▸ ESERCIZIO BREVE 1
Rispondi alle domande seguenti in base al testo sulle barriere architettoniche riportato sotto.
(a) Quale articolo del d.P.R.380/2001 compone la Sezione II relativa agli edifici pubblici e privati aperti al pubblico?
(b) Quale decreto costituisce il Regolamento Attuativo della L.13/1989?
(c) Per quali immobili vige l'obbligo di installazione dell'ascensore?

▸ BLOCCO DI TESTO
_ _ _ _ _

Semplice esempio lo si riscontra nella limitatezza dei più
mediocri accorgimenti tra cui citare le segnalazioni a favore
dell’orientamento o la facile riconoscibilità dei luoghi e delle
fonti di pericolo.
Come premesso vigono normative e provvedimenti sia per quanto
concerne immobili e loro porzioni, sia in relazione agli spazi ed
ai servizi pubblici, con espresso subordine all’osservanza di
definiti requisiti in materia di accessibilità, visitabilità ed
adattabilità.
Chiamando in causa l’aspetto urbanistico – edilizio è il
d.P.R.380/2001, Parte II, Capo III, Sezione I “Eliminazione
delle barriere architettoniche negli edifici privati”,
articoli dal 77 all’81 e Sezione II “Eliminazione o superamento
delle barriere architettoniche negli edifici pubblici e privati
aperti al pubblico”, art.82, a disciplinare gli interventi
edilizi ricondotti alla L.13/1989 “Disposizioni per favorire il
superamento e l’eliminazione delle barriere architettoniche negli
edifici privati”.
In ambito pubblico è lo stesso art.82, d.P.R.380/2001, che in
correlazione all’art.24 della L.104/1992, detta criteri per la
definizione delle opere, negli edifici pubblici e privati aperti al
pubblico disponendo nei casi di difformità circa l’accessibilità e
l’eliminazione delle barriere architettoniche la
dichiarazione di inagibilità.
Nello specifico tratteremo la materia finalizzata al superamento
delle barriere architettoniche negli edifici privati, anteponendo
la regolamentazione nell’esecuzione dei progetti e susseguenti
interventi edilizi e rapportandola alla fruizione dei benefici
fiscali di cui al cd. “Decreto Rilancio”, L.77/2020, ed ai disposti
da norma previgente, artt.14 e 16 del D.L.63/2013 ed art.16-bis
d.P.R.917/1986.
Aspetti progettuali per gli interventi riguardanti gli edifici
privati
Dall’art.1, L.13/1989, nonché del relativo Regolamento
Attuativo, D.M. 236/1989 rubricato “Prescrizioni tecniche
necessarie a garantire l’accessibilità, l’adattabilità e la
visitabilità degli edifici privati e di edilizia residenziale
pubblica, ai fini del superamento e dell’eliminazione delle
barriere architettoniche” si desumono le linee da
seguire nella progettazione in relazione agli accorgimenti tecnici
necessari per l’installazione di quei meccanismi negli immobili
diretti alla mobilità tra le diverse elevazioni, quali ascensori,
elevatori e servo – scala, in particolar modo l’obbligo
all’installazione dell’ascensore per gli immobili composti da più
di tre elevazioni fuori terra, trattando l’aspetto inerente gli
accessi alle parti comuni degli edifici ed alle singole unità
immobiliari, i passaggi in piano, le rampe ed i dispositivi
sensoriali.

_ _ _ _ _

▸ Una serie di record
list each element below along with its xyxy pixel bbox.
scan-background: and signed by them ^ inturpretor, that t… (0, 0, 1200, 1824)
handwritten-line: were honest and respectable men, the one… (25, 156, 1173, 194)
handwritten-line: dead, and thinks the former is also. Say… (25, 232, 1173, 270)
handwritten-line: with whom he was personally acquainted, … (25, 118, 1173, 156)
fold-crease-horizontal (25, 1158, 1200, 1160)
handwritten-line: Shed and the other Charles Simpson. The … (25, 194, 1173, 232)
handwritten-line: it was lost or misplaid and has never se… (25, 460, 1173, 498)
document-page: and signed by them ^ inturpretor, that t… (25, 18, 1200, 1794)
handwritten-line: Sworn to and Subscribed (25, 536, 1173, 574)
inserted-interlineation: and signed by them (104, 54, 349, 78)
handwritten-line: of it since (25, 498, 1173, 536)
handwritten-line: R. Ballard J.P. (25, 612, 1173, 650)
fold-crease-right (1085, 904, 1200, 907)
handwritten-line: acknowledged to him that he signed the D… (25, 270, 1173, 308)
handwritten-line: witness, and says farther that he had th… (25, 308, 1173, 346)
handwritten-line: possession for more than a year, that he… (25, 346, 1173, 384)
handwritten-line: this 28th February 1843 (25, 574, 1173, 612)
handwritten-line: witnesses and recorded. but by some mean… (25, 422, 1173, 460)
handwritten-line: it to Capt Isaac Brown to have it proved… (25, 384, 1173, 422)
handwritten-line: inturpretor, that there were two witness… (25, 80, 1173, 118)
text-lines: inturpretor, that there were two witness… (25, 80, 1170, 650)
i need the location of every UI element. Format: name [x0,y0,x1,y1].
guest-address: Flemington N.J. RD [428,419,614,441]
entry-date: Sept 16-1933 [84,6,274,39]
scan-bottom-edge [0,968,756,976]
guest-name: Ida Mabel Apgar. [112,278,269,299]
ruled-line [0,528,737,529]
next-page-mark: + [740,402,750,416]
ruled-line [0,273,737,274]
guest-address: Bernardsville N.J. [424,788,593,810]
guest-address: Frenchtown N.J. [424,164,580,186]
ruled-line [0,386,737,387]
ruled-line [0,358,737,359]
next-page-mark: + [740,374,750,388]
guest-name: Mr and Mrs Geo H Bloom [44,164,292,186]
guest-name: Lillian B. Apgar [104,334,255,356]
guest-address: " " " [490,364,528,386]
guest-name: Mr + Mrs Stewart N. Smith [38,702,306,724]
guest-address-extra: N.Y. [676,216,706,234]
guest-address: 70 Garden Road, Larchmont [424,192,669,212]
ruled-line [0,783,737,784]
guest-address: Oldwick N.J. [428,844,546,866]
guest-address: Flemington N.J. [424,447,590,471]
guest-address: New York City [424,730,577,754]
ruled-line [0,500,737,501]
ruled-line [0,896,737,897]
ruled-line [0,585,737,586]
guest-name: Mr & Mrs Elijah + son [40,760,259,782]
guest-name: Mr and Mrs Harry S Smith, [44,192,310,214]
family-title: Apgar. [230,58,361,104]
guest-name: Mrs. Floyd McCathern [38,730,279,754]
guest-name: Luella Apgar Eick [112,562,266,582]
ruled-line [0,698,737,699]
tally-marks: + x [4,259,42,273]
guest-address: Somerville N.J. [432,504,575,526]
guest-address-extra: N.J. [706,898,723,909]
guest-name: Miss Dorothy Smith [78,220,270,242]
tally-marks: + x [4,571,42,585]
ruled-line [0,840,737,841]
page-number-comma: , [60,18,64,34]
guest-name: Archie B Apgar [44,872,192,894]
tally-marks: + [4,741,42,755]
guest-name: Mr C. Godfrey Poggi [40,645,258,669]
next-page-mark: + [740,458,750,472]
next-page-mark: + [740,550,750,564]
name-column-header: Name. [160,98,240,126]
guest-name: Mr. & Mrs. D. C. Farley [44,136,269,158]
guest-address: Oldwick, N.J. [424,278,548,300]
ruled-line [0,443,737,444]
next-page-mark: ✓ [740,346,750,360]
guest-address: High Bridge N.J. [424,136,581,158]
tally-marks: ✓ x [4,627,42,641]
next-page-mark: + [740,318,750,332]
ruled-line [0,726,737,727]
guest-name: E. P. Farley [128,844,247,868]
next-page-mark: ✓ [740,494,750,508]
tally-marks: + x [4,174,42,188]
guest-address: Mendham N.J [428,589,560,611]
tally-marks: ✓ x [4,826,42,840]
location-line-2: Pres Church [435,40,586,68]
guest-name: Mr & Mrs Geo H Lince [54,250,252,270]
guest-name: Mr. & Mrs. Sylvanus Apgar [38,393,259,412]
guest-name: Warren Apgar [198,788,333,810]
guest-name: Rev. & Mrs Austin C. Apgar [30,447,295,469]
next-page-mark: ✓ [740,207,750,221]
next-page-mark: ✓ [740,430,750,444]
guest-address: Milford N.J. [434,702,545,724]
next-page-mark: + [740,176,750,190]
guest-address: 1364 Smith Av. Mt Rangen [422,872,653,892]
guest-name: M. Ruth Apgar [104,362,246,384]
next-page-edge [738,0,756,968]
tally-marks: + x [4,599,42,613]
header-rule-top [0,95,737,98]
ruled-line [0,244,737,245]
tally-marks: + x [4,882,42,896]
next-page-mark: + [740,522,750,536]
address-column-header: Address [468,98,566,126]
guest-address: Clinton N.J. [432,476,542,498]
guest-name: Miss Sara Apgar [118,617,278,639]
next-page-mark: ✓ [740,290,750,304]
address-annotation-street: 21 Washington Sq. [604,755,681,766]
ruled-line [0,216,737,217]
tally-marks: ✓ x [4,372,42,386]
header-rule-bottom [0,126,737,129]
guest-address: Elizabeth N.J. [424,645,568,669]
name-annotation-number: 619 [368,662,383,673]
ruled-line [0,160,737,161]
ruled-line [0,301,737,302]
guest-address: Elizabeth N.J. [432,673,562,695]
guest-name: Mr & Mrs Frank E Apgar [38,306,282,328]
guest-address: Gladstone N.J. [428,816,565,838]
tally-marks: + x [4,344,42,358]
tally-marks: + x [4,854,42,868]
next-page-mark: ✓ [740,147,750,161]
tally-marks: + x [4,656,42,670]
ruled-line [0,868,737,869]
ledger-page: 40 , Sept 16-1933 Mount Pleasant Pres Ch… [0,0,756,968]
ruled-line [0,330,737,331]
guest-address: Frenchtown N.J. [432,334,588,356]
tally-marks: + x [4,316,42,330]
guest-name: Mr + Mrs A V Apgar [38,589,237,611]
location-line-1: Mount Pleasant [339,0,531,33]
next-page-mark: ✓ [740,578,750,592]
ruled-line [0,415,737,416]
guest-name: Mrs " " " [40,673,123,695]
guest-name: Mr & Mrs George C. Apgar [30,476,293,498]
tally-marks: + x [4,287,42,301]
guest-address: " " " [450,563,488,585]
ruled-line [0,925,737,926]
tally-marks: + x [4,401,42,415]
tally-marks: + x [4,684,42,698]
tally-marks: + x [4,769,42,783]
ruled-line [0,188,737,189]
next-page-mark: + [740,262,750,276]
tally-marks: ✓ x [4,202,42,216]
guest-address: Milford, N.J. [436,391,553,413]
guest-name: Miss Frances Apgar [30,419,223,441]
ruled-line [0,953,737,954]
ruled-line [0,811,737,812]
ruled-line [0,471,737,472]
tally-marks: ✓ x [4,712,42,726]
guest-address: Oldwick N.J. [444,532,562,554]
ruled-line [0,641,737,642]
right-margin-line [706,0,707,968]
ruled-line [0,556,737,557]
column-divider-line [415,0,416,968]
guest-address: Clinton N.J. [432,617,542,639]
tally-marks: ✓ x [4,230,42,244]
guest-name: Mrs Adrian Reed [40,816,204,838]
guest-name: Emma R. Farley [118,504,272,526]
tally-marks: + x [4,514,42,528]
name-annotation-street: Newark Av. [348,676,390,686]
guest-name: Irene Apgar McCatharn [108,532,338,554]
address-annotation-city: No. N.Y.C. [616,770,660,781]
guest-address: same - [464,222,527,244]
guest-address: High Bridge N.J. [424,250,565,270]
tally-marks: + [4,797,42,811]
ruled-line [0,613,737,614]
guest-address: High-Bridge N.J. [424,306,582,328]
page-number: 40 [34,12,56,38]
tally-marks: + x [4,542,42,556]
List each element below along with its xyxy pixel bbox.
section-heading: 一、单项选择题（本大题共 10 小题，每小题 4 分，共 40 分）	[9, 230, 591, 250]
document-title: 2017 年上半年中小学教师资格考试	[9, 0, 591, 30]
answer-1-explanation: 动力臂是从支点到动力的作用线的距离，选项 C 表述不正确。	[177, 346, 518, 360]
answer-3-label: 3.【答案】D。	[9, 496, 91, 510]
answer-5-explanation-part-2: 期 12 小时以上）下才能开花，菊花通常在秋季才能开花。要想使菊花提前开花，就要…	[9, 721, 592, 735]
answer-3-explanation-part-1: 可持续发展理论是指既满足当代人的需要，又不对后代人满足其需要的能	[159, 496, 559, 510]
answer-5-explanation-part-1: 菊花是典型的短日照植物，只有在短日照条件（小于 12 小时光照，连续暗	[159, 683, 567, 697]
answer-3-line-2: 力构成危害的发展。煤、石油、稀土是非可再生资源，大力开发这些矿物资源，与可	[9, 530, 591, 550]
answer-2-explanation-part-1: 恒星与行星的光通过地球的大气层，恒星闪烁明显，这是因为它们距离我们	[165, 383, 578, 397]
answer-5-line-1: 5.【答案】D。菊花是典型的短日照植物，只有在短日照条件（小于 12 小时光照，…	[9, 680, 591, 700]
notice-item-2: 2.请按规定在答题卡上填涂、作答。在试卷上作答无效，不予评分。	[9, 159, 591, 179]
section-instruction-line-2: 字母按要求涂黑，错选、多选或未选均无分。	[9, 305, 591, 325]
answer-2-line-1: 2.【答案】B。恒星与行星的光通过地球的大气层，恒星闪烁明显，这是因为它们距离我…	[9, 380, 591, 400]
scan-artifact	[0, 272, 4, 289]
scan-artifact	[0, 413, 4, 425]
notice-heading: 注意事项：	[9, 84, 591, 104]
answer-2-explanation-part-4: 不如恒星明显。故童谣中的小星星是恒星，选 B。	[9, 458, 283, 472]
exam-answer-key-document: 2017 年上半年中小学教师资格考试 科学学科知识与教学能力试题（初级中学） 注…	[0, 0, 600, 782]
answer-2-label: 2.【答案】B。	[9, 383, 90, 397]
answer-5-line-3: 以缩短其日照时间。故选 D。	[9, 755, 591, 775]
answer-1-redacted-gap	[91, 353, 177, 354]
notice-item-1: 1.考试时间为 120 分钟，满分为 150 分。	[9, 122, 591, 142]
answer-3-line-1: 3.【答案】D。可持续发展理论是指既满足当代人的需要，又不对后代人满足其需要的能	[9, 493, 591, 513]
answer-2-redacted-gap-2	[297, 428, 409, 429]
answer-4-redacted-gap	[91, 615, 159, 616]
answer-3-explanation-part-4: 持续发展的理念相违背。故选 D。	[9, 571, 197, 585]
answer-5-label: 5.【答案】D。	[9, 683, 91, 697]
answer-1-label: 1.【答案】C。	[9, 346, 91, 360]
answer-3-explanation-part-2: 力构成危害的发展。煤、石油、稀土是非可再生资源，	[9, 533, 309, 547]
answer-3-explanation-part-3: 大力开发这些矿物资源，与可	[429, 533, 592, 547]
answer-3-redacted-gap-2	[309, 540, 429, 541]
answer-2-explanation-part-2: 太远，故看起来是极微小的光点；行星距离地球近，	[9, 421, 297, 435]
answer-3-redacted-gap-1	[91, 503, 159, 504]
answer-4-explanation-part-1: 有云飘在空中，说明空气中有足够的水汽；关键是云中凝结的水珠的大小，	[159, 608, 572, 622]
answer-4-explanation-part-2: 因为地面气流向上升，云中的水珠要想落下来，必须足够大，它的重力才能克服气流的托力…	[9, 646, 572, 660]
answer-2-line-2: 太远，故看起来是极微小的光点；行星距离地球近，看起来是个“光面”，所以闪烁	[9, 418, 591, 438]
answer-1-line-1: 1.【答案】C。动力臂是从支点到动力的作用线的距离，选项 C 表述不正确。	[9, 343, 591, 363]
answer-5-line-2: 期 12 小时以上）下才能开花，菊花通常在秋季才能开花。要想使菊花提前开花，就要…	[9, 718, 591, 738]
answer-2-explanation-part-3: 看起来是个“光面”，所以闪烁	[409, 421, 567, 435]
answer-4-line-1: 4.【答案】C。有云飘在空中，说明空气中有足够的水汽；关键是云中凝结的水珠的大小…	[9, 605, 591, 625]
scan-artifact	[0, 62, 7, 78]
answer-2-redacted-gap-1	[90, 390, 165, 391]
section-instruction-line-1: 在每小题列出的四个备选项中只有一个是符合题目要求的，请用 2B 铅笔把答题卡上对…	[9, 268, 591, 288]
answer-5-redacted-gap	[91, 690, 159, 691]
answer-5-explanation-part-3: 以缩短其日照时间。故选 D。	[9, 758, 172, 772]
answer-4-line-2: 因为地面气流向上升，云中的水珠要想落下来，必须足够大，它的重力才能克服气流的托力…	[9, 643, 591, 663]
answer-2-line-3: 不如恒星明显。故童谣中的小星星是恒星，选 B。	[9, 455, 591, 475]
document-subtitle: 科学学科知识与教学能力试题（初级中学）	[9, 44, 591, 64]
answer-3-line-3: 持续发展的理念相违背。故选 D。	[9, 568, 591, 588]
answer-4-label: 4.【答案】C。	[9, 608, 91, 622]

_ _ _ _ _

▸ ESERCIZIO BREVE 2
Rendi come tabella Markdown con le colonne "n" e "Riga" la parte dei record che va dall'inizio fino alla riga contenente "text-lines: inturpretor, that", entrambe le estremità incluse, omettendo le righe vuote.

▸ RISULTATO 1
(a) L'art.82.
(b) Il D.M. 236/1989.
(c) Per gli immobili composti da più di tre elevazioni fuori terra.

▸ RISULTATO 2
| n | Riga |
|---|---|
| 1 | list each element below along with its xyxy pixel bbox. |
| 2 | scan-background: and signed by them ^ inturpretor, that t… (0, 0, 1200, 1824) |
| 3 | handwritten-line: were honest and respectable men, the one… (25, 156, 1173, 194) |
| 4 | handwritten-line: dead, and thinks the former is also. Say… (25, 232, 1173, 270) |
| 5 | handwritten-line: with whom he was personally acquainted, … (25, 118, 1173, 156) |
| 6 | fold-crease-horizontal (25, 1158, 1200, 1160) |
| 7 | handwritten-line: Shed and the other Charles Simpson. The … (25, 194, 1173, 232) |
| 8 | handwritten-line: it was lost or misplaid and has never se… (25, 460, 1173, 498) |
| 9 | document-page: and signed by them ^ inturpretor, that t… (25, 18, 1200, 1794) |
| 10 | handwritten-line: Sworn to and Subscribed (25, 536, 1173, 574) |
| 11 | inserted-interlineation: and signed by them (104, 54, 349, 78) |
| 12 | handwritten-line: of it since (25, 498, 1173, 536) |
| 13 | handwritten-line: R. Ballard J.P. (25, 612, 1173, 650) |
| 14 | fold-crease-right (1085, 904, 1200, 907) |
| 15 | handwritten-line: acknowledged to him that he signed the D… (25, 270, 1173, 308) |
| 16 | handwritten-line: witness, and says farther that he had th… (25, 308, 1173, 346) |
| 17 | handwritten-line: possession for more than a year, that he… (25, 346, 1173, 384) |
| 18 | handwritten-line: this 28th February 1843 (25, 574, 1173, 612) |
| 19 | handwritten-line: witnesses and recorded. but by some mean… (25, 422, 1173, 460) |
| 20 | handwritten-line: it to Capt Isaac Brown to have it proved… (25, 384, 1173, 422) |
| 21 | handwritten-line: inturpretor, that there were two witness… (25, 80, 1173, 118) |
| 22 | text-lines: inturpretor, that there were two witness… (25, 80, 1170, 650) |